Stated problem →
Write out nothing but the lines from the one containing "What's the underlying" through the last line below, both included, and without the pictures.

Dataset →
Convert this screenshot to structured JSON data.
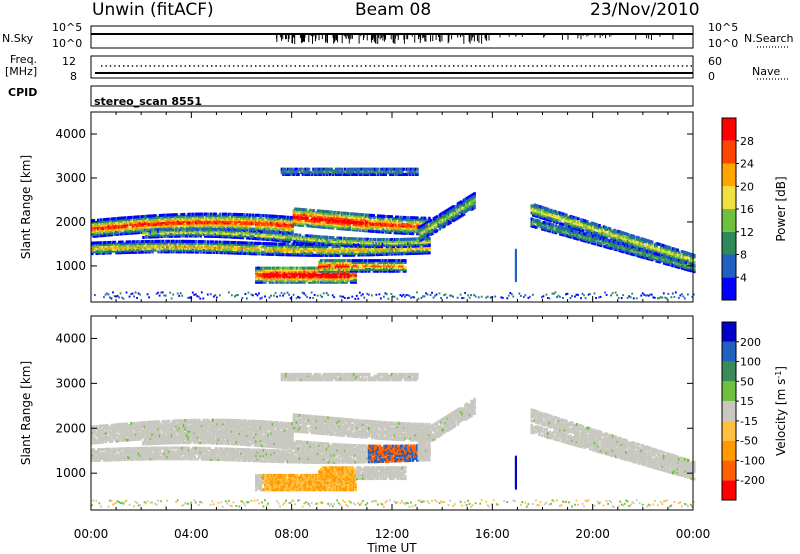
{
  "header": {
    "station": "Unwin (fitACF)",
    "beam": "Beam 08",
    "date": "23/Nov/2010"
  },
  "top_panels": {
    "nsky_label": "N.Sky",
    "nsky_ticks": [
      "10^5",
      "10^0"
    ],
    "nsearch_label": "N.Search",
    "nsearch_ticks": [
      "10^5",
      "10^0"
    ],
    "freq_label": "Freq.",
    "freq_unit": "[MHz]",
    "freq_ticks": [
      "12",
      "8"
    ],
    "nave_label": "Nave",
    "nave_ticks": [
      "60",
      "0"
    ],
    "cpid_label": "CPID",
    "cpid_value": "stereo_scan 8551"
  },
  "chart_data": [
    {
      "type": "heatmap",
      "name": "power",
      "ylabel": "Slant Range [km]",
      "ylim": [
        180,
        4500
      ],
      "yticks": [
        1000,
        2000,
        3000,
        4000
      ],
      "xlim": [
        0,
        24
      ],
      "colorbar": {
        "label": "Power [dB]",
        "ticks": [
          "28",
          "24",
          "20",
          "16",
          "12",
          "8",
          "4"
        ],
        "colors": [
          "#0000ff",
          "#2060c0",
          "#2e8b57",
          "#70c040",
          "#f0e040",
          "#ffa500",
          "#ff4500",
          "#ff0000"
        ]
      }
    },
    {
      "type": "heatmap",
      "name": "velocity",
      "ylabel": "Slant Range [km]",
      "ylim": [
        180,
        4500
      ],
      "yticks": [
        1000,
        2000,
        3000,
        4000
      ],
      "xlim": [
        0,
        24
      ],
      "xlabel": "Time UT",
      "xticks": [
        "00:00",
        "04:00",
        "08:00",
        "12:00",
        "16:00",
        "20:00",
        "00:00"
      ],
      "colorbar": {
        "label": "Velocity [m s^-1]",
        "ticks": [
          "200",
          "100",
          "50",
          "15",
          "-15",
          "-50",
          "-100",
          "-200"
        ],
        "colors": [
          "#ff0000",
          "#ff6000",
          "#ff9a00",
          "#ffc040",
          "#c8c8c0",
          "#70c040",
          "#3a8a5a",
          "#2060c0",
          "#0000c8"
        ]
      }
    }
  ]
}
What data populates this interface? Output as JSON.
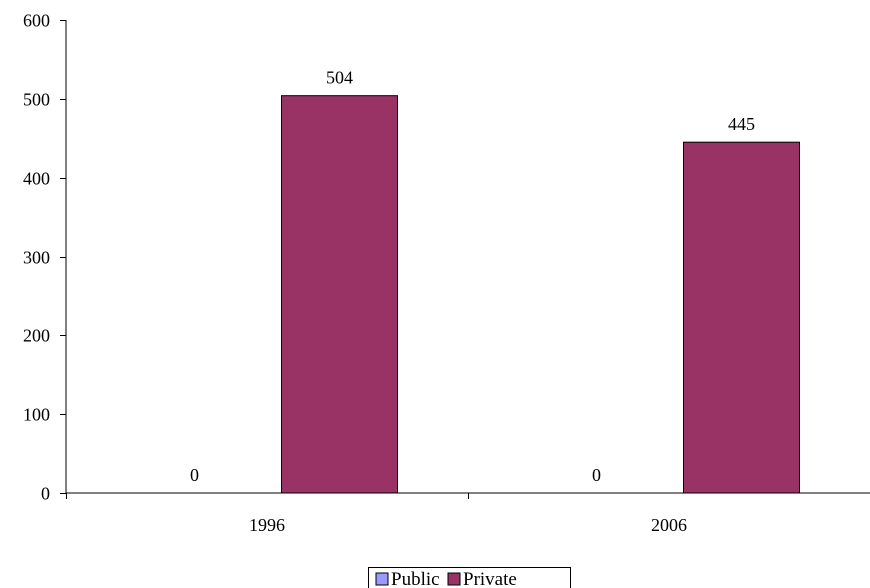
{
  "chart_data": {
    "type": "bar",
    "title": "",
    "xlabel": "",
    "ylabel": "",
    "categories": [
      "1996",
      "2006"
    ],
    "ylim": [
      0,
      600
    ],
    "yticks": [
      0,
      100,
      200,
      300,
      400,
      500,
      600
    ],
    "grid": false,
    "legend_position": "bottom",
    "series": [
      {
        "name": "Public",
        "color": "#9999ff",
        "values": [
          0,
          0
        ]
      },
      {
        "name": "Private",
        "color": "#993366",
        "values": [
          504,
          445
        ]
      }
    ]
  }
}
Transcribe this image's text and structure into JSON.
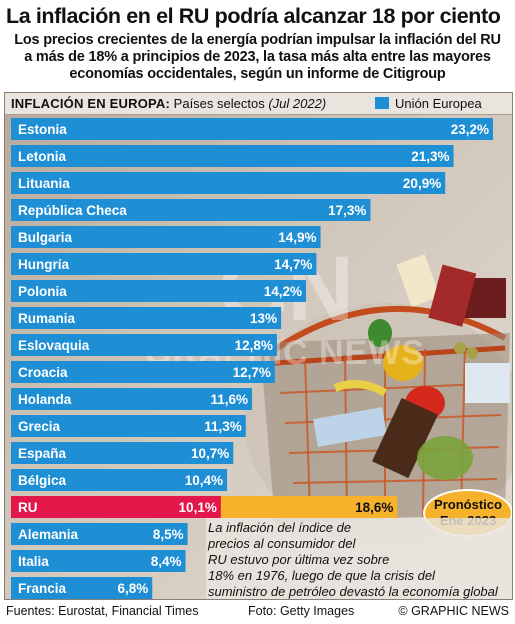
{
  "header": {
    "title": "La inflación en el RU podría alcanzar 18 por ciento",
    "subtitle_lines": [
      "Los precios crecientes de la energía podrían impulsar la inflación del RU",
      "a más de 18% a principios de 2023, la tasa más alta entre las mayores",
      "economías occidentales, según un informe de Citigroup"
    ]
  },
  "panel": {
    "heading_strong": "INFLACIÓN EN EUROPA:",
    "heading_normal": "Países selectos",
    "heading_date": "(Jul 2022)",
    "legend_label": "Unión Europea"
  },
  "colors": {
    "eu_bar": "#1e8fd5",
    "uk_bar": "#e4174a",
    "forecast_bar": "#f7b22b"
  },
  "chart_data": {
    "type": "bar",
    "orientation": "horizontal",
    "title": "INFLACIÓN EN EUROPA: Países selectos (Jul 2022)",
    "categories": [
      "Estonia",
      "Letonia",
      "Lituania",
      "República Checa",
      "Bulgaria",
      "Hungría",
      "Polonia",
      "Rumania",
      "Eslovaquia",
      "Croacia",
      "Holanda",
      "Grecia",
      "España",
      "Bélgica",
      "RU",
      "Alemania",
      "Italia",
      "Francia"
    ],
    "values": [
      23.2,
      21.3,
      20.9,
      17.3,
      14.9,
      14.7,
      14.2,
      13,
      12.8,
      12.7,
      11.6,
      11.3,
      10.7,
      10.4,
      10.1,
      8.5,
      8.4,
      6.8
    ],
    "value_labels": [
      "23,2%",
      "21,3%",
      "20,9%",
      "17,3%",
      "14,9%",
      "14,7%",
      "14,2%",
      "13%",
      "12,8%",
      "12,7%",
      "11,6%",
      "11,3%",
      "10,7%",
      "10,4%",
      "10,1%",
      "8,5%",
      "8,4%",
      "6,8%"
    ],
    "eu_member": [
      true,
      true,
      true,
      true,
      true,
      true,
      true,
      true,
      true,
      true,
      true,
      true,
      true,
      true,
      false,
      true,
      true,
      true
    ],
    "series": [
      {
        "name": "Unión Europea",
        "values": [
          23.2,
          21.3,
          20.9,
          17.3,
          14.9,
          14.7,
          14.2,
          13,
          12.8,
          12.7,
          11.6,
          11.3,
          10.7,
          10.4,
          null,
          8.5,
          8.4,
          6.8
        ]
      }
    ],
    "forecast": {
      "category": "RU",
      "value": 18.6,
      "value_label": "18,6%",
      "label_lines": [
        "Pronóstico",
        "Ene 2023"
      ]
    },
    "xlim": [
      0,
      23.2
    ],
    "grid": false,
    "legend_position": "top-right",
    "annotation": [
      "La inflación del índice de",
      "precios al consumidor del",
      "RU estuvo por última vez sobre",
      "18% en 1976, luego de que la crisis del",
      "suministro de petróleo devastó la economía global"
    ]
  },
  "watermark": {
    "logo": "GN",
    "text": "GRAPHIC NEWS"
  },
  "footer": {
    "sources": "Fuentes: Eurostat, Financial Times",
    "photo": "Foto: Getty Images",
    "copyright": "© GRAPHIC NEWS"
  }
}
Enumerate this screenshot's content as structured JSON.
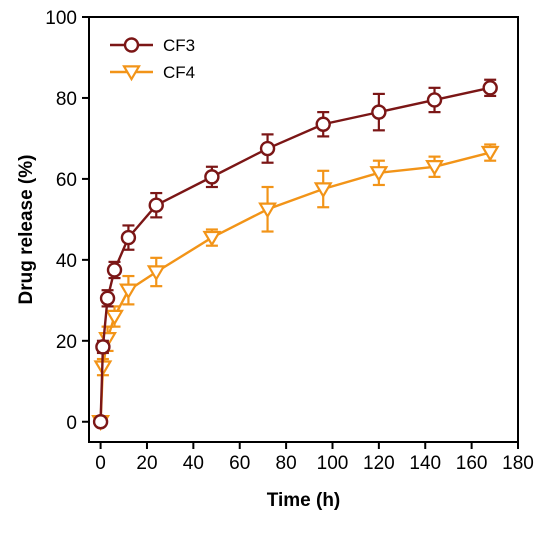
{
  "chart_data": {
    "type": "line",
    "title": "",
    "xlabel": "Time (h)",
    "ylabel": "Drug release (%)",
    "xlim": [
      -5,
      180
    ],
    "ylim": [
      -5,
      100
    ],
    "xticks": [
      0,
      20,
      40,
      60,
      80,
      100,
      120,
      140,
      160,
      180
    ],
    "yticks": [
      0,
      20,
      40,
      60,
      80,
      100
    ],
    "grid": false,
    "legend_position": "top-left",
    "series": [
      {
        "name": "CF3",
        "color": "#7b1616",
        "marker": "circle",
        "x": [
          0,
          1,
          3,
          6,
          12,
          24,
          48,
          72,
          96,
          120,
          144,
          168
        ],
        "y": [
          0,
          18.5,
          30.5,
          37.5,
          45.5,
          53.5,
          60.5,
          67.5,
          73.5,
          76.5,
          79.5,
          82.5
        ],
        "error": [
          0,
          1.5,
          2.0,
          2.0,
          3.0,
          3.0,
          2.5,
          3.5,
          3.0,
          4.5,
          3.0,
          2.0
        ]
      },
      {
        "name": "CF4",
        "color": "#f29418",
        "marker": "triangle-down",
        "x": [
          0,
          1,
          3,
          6,
          12,
          24,
          48,
          72,
          96,
          120,
          144,
          168
        ],
        "y": [
          0,
          13.5,
          20.5,
          26,
          32.5,
          37,
          45.5,
          52.5,
          57.5,
          61.5,
          63,
          66.5
        ],
        "error": [
          0,
          2.0,
          3.0,
          2.5,
          3.5,
          3.5,
          2.0,
          5.5,
          4.5,
          3.0,
          2.5,
          2.0
        ]
      }
    ]
  }
}
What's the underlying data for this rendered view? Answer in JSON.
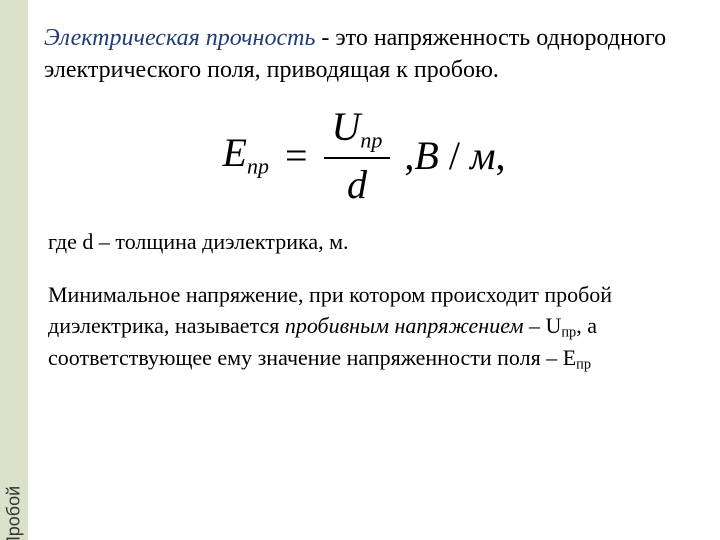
{
  "sidebar": {
    "label": "Пробой",
    "bg_color": "#d9e2c9"
  },
  "definition": {
    "term": "Электрическая прочность",
    "rest": " - это напряженность однородного электрического поля, приводящая к пробою.",
    "term_color": "#1f3b78"
  },
  "formula": {
    "E": "E",
    "E_sub": "np",
    "equals": "=",
    "num_U": "U",
    "num_sub": "np",
    "den": "d",
    "tail_comma": ",",
    "unit_V": "В",
    "unit_slash": " / ",
    "unit_m": "м",
    "tail_comma2": ","
  },
  "where": {
    "text_prefix": "где   ",
    "var": "d",
    "text_rest": " – толщина диэлектрика, м."
  },
  "paragraph": {
    "p1": "Минимальное напряжение, при котором происходит пробой диэлектрика, называется ",
    "ital": "пробивным напряжением",
    "p2": " – U",
    "sub1": "пр",
    "p3": ", а соответствующее ему значение напряженности поля – Е",
    "sub2": "пр"
  }
}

Exercise response →
What's the underlying data for this rendered view? Answer in JSON.
{
  "sidebar": {
    "label": "Пробой",
    "bg_color": "#d9e2c9"
  },
  "definition": {
    "term": "Электрическая прочность",
    "rest": " - это напряженность однородного электрического поля, приводящая к пробою.",
    "term_color": "#1f3b78"
  },
  "formula": {
    "E": "E",
    "E_sub": "np",
    "equals": "=",
    "num_U": "U",
    "num_sub": "np",
    "den": "d",
    "tail_comma": ",",
    "unit_V": "В",
    "unit_slash": " / ",
    "unit_m": "м",
    "tail_comma2": ","
  },
  "where": {
    "text_prefix": "где   ",
    "var": "d",
    "text_rest": " – толщина диэлектрика, м."
  },
  "paragraph": {
    "p1": "Минимальное напряжение, при котором происходит пробой диэлектрика, называется ",
    "ital": "пробивным напряжением",
    "p2": " – U",
    "sub1": "пр",
    "p3": ", а соответствующее ему значение напряженности поля – Е",
    "sub2": "пр"
  }
}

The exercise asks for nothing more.